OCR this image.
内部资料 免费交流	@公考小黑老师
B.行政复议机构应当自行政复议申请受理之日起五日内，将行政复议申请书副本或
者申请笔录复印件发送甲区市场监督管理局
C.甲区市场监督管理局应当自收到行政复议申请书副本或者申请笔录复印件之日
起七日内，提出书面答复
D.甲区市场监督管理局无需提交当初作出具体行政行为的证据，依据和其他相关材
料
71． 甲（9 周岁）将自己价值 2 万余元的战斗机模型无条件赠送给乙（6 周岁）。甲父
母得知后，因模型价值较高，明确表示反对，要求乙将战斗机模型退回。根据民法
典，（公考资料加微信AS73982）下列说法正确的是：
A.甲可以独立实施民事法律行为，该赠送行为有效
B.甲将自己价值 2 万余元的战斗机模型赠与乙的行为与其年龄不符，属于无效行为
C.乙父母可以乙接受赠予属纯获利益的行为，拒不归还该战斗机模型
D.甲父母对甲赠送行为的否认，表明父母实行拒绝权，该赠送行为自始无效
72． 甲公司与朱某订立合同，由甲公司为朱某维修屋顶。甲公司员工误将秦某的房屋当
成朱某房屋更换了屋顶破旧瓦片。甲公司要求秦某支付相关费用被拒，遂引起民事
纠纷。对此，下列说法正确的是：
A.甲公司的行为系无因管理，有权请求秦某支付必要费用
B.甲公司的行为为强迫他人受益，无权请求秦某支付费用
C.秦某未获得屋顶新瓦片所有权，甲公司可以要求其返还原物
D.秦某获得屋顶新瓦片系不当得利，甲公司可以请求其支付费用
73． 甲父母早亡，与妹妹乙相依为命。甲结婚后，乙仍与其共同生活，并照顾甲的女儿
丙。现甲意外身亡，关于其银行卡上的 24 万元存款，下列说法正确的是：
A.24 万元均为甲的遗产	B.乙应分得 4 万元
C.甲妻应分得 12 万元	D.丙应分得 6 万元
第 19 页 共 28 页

++++++++++

#### Problem requirements
Which lines above contain the word "下列说法正确的是"? Copy each of them.

#### Result
典，（公考资料加微信AS73982）下列说法正确的是：
纠纷。对此，下列说法正确的是：
丙。现甲意外身亡，关于其银行卡上的 24 万元存款，下列说法正确的是：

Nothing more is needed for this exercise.